* Task 1
In the commentary on the Israeli-Palestinian conflict, what are the Hamas terrorists holding Gilad Shalit demanding in exchange for his safe return?
* Task 2
Reproduce the part of the listing that opens with the line containing "target-point <box>341 155 346 160</box>" and closes with the last line of the listing, both included.

The world's eyes are again riveted to the Israeli-Palestinian conflict. Dramatic events unfold by the hour as the two sides stand off in a deadly game of chicken.

As usual, there is a stream in international opinion that places all blame for the flare-up on Israel. Israel, goes the contention, provokes terrorism through a range of acts. What Canadian and other western observers rarely acknowledge is that the thing that Israel does that really provokes the terrorists is simply exist.

Since Israel Defence Forces Cpl. Gilad Shalit was kidnapped from his post inside Israel on June 25, the situation has escalated into one of the most dangerous in the past several years. In exchange for the safe return of Shalit, the Hamas terrorists holding him are demanding the release of hundreds of Palestinian "political" prisoners from Israeli jails.

Khaled Mashaal, a leading figure in Hamas, has said that Shalit will be viewed as and treated as a prisoner of war. If we could be sure that he would – meaning that Geneva Conventions for the treatment of captured soldiers would be respected – it would be a positive signal. What the Hamas leader clearly meant, of course, was nothing of the sort. He intended his comments to be interpreted by the world as a statement that the kidnapping of Shalit is a legitimate act by one side in a conventional war with rules of engagement.

Excerpts from a layout annotation set
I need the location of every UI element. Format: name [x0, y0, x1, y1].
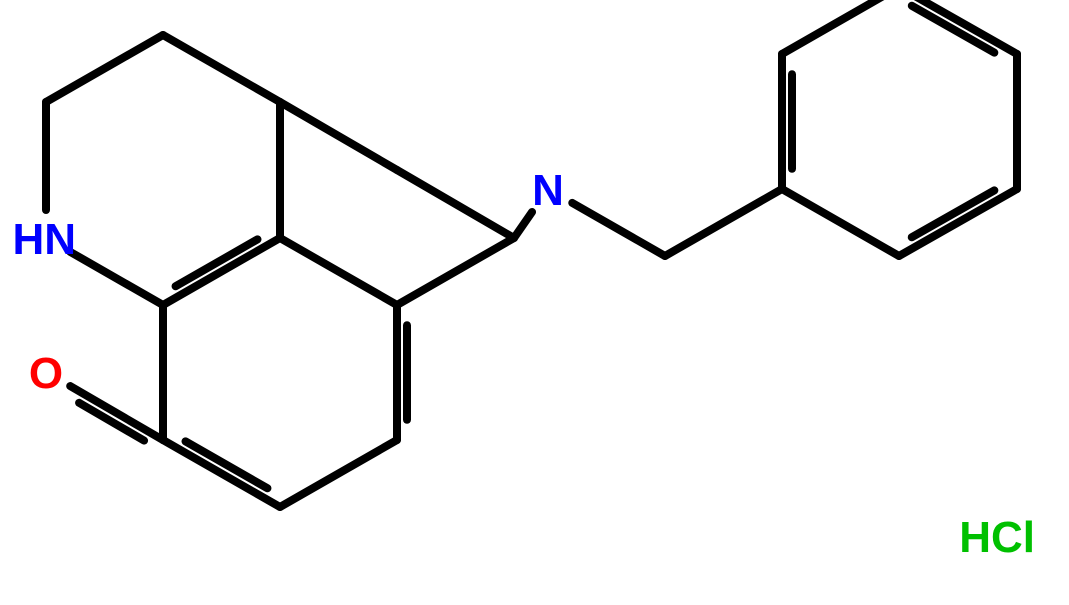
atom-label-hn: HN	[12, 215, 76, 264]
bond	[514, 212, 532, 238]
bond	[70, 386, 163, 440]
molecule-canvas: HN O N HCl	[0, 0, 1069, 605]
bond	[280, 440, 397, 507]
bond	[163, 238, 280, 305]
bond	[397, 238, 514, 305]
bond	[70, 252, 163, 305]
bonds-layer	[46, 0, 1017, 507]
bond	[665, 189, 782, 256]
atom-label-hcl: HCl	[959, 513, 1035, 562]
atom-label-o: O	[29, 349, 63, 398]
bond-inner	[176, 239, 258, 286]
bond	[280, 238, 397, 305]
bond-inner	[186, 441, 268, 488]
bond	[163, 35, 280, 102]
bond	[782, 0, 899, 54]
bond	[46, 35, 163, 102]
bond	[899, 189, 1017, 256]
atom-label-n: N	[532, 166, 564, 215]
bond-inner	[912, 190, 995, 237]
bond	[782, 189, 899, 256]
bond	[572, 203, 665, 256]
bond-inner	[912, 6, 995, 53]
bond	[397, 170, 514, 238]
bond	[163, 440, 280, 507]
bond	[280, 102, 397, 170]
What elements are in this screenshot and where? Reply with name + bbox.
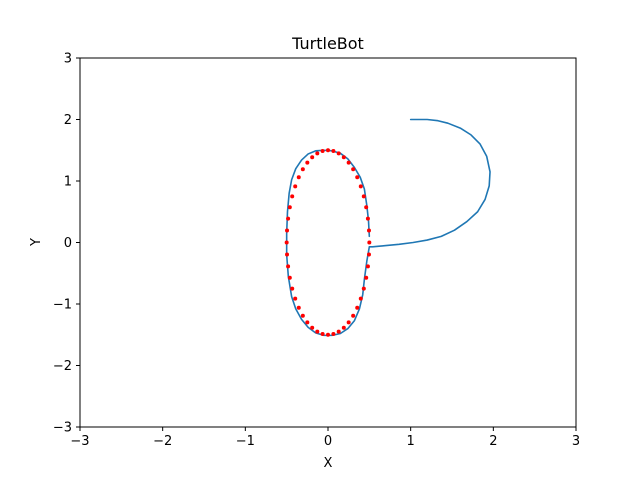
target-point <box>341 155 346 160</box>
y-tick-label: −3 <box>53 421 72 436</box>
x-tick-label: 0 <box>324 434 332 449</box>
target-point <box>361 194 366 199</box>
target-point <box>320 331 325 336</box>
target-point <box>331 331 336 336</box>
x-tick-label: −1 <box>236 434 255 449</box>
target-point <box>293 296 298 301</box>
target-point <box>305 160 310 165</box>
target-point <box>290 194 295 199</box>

* Task response 1
The release of hundreds of Palestinian "political" prisoners from Israeli jails.

* Task response 2
target-point <box>341 155 346 160</box>
y-tick-label: −3 <box>53 421 72 436</box>
x-tick-label: 0 <box>324 434 332 449</box>
target-point <box>361 194 366 199</box>
target-point <box>320 331 325 336</box>
target-point <box>331 331 336 336</box>
x-tick-label: −1 <box>236 434 255 449</box>
target-point <box>293 296 298 301</box>
target-point <box>305 160 310 165</box>
target-point <box>290 194 295 199</box>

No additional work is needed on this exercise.